━━━ The records

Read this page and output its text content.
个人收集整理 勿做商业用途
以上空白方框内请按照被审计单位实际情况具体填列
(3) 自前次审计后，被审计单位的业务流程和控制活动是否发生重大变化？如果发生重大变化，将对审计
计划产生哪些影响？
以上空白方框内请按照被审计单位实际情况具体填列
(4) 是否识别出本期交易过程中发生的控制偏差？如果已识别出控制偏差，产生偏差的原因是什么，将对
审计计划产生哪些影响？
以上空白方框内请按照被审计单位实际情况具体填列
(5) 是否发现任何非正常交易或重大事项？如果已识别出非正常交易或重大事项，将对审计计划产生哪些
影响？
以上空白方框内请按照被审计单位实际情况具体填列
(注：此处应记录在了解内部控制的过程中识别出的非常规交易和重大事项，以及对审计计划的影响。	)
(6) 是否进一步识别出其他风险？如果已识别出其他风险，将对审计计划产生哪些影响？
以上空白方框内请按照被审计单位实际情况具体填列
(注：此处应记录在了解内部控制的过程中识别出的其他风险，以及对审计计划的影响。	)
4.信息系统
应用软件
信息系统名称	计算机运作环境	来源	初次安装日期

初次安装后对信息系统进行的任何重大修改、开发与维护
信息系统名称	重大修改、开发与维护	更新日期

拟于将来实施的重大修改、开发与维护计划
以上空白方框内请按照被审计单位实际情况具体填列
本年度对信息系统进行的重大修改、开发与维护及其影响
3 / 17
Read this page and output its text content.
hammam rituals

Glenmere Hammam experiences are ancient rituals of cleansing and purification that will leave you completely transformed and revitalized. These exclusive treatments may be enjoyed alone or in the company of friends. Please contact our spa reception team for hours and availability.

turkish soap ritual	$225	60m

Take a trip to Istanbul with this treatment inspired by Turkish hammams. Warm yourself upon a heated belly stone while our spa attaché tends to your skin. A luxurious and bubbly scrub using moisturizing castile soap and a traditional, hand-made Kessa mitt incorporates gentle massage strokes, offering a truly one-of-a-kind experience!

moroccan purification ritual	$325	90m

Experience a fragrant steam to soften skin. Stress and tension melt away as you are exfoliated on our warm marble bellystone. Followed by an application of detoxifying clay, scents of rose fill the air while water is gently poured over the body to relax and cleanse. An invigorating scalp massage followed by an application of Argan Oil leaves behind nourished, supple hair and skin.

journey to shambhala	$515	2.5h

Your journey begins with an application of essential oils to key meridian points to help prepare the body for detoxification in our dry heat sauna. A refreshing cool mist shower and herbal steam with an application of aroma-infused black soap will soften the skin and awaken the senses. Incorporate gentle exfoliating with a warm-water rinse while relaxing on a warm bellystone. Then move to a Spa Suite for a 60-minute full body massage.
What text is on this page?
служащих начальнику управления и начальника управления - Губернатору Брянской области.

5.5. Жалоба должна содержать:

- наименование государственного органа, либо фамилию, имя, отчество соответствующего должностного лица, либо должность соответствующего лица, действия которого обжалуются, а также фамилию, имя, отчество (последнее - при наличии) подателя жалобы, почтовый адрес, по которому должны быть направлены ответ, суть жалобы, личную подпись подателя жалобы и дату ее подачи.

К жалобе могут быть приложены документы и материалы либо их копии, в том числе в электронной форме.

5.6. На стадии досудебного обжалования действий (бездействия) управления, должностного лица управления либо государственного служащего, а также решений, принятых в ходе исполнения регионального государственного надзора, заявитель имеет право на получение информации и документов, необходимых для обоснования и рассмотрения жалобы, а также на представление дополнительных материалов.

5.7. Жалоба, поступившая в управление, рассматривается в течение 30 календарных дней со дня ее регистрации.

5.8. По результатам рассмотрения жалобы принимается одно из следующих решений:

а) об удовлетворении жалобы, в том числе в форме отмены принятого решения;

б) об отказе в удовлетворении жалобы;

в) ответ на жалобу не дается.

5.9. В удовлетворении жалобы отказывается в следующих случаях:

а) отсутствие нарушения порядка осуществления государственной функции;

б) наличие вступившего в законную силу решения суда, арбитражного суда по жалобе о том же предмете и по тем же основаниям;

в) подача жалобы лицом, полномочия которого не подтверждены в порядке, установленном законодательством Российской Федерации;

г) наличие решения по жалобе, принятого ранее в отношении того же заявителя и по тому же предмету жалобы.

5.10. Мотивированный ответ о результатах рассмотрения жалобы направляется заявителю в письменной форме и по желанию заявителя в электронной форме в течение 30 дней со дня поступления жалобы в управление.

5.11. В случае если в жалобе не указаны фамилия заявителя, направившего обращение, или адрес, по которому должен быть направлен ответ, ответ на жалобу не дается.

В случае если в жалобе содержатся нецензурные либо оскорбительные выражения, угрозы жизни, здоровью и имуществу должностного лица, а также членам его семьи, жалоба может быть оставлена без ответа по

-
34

━━━━━━

▸ **What to work on**
Show every line of the records above that contains the word "steam".

▸ **In response**
Experience a fragrant steam to soften skin. Stress and tension melt away as you are exfoliated on our warm marble bellystone. Followed by an application of detoxifying clay, scents of rose fill the air while water is gently poured over the body to relax and cleanse. An invigorating scalp massage followed by an application of Argan Oil leaves behind nourished, supple hair and skin.
Your journey begins with an application of essential oils to key meridian points to help prepare the body for detoxification in our dry heat sauna. A refreshing cool mist shower and herbal steam with an application of aroma-infused black soap will soften the skin and awaken the senses. Incorporate gentle exfoliating with a warm-water rinse while relaxing on a warm bellystone. Then move to a Spa Suite for a 60-minute full body massage.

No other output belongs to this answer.